** Begin Entries provided **

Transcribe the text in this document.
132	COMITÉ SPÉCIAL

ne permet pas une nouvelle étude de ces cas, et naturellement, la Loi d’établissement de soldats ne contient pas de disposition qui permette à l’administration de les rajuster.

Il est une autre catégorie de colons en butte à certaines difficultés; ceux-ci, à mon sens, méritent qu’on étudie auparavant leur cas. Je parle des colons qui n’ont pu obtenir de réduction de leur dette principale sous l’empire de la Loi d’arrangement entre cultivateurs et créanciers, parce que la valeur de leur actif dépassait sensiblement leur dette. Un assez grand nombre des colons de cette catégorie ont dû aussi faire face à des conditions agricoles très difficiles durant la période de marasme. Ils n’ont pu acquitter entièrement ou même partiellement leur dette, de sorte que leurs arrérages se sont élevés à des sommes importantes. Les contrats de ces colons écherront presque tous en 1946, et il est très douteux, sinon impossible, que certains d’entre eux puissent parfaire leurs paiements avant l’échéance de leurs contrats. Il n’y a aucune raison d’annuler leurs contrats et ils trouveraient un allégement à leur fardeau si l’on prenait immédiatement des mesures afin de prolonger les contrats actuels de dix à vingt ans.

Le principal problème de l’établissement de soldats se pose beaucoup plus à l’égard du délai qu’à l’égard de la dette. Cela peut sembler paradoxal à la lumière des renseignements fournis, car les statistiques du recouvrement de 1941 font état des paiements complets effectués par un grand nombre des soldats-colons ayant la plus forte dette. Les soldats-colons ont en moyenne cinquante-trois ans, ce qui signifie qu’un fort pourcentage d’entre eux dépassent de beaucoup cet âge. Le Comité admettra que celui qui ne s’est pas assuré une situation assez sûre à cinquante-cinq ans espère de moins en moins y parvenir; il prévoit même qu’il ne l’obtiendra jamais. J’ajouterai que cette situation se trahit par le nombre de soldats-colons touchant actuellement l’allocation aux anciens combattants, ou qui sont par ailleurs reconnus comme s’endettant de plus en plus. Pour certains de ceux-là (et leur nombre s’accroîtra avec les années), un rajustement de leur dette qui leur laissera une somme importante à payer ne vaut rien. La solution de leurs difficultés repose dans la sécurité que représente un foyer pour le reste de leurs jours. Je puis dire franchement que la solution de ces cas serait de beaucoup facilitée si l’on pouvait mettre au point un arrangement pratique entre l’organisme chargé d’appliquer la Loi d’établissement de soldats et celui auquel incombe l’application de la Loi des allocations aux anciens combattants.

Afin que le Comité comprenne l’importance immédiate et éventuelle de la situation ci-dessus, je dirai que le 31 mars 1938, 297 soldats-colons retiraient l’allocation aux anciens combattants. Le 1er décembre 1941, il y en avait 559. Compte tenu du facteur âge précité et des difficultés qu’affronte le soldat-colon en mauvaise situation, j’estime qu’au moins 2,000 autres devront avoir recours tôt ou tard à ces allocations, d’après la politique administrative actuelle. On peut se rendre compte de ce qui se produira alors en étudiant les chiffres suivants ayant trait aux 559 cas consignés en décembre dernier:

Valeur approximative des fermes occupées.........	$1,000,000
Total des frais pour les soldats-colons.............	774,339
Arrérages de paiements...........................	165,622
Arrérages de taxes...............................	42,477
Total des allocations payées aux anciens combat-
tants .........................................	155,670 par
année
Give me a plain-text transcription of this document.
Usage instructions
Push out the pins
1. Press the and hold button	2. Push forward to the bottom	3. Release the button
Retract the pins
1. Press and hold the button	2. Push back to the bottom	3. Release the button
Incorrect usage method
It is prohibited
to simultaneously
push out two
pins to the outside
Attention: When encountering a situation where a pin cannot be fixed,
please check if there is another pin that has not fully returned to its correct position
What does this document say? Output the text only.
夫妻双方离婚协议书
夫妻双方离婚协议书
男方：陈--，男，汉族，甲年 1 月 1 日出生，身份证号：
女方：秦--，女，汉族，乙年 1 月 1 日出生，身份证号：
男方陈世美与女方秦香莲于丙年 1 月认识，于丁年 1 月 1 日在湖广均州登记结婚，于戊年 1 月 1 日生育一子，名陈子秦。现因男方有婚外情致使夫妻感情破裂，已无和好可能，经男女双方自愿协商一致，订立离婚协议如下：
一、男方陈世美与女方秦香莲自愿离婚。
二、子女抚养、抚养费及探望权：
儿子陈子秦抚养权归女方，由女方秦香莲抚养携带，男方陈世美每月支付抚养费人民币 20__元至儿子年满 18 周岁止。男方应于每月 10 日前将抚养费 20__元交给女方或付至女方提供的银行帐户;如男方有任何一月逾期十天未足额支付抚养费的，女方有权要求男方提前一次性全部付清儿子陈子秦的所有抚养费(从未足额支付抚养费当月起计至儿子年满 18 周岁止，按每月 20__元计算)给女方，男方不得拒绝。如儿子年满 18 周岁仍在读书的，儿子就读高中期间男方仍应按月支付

** End Entries provided **

What the task asks: Using the entries above, return each line that includes the word "Total".

Answer for this exercise:
Total des frais pour les soldats-colons.............	774,339
Total des allocations payées aux anciens combat-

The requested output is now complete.